* Start *
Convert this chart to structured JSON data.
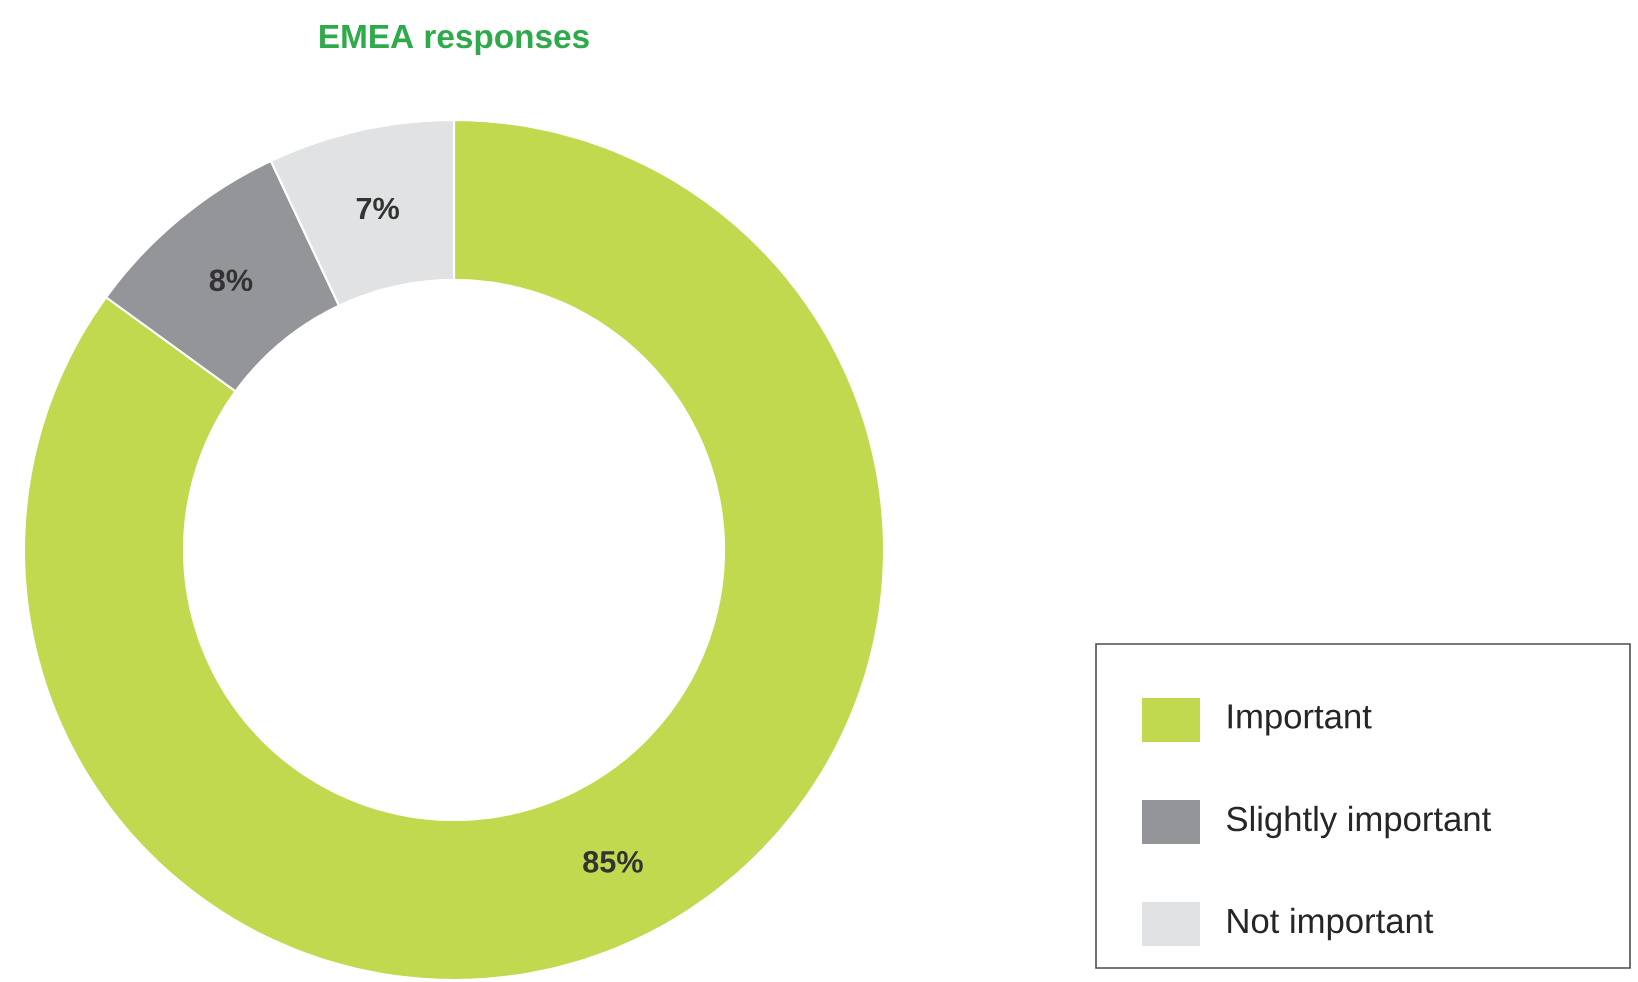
{
  "chart_data": {
    "type": "donut",
    "title": "EMEA responses",
    "categories": [
      "Important",
      "Slightly important",
      "Not important"
    ],
    "values": [
      85,
      8,
      7
    ],
    "colors": [
      "#c0d94f",
      "#939598",
      "#e1e2e3"
    ],
    "value_labels": [
      "85%",
      "8%",
      "7%"
    ],
    "legend": "bottom right"
  }
}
* End *
Except for the pictures, copy the material above exactly.

### Written response
Convert this chart to structured JSON data.
{
  "chart_data": {
    "type": "donut",
    "title": "EMEA responses",
    "categories": [
      "Important",
      "Slightly important",
      "Not important"
    ],
    "values": [
      85,
      8,
      7
    ],
    "colors": [
      "#c0d94f",
      "#939598",
      "#e1e2e3"
    ],
    "value_labels": [
      "85%",
      "8%",
      "7%"
    ],
    "legend": "bottom right"
  }
}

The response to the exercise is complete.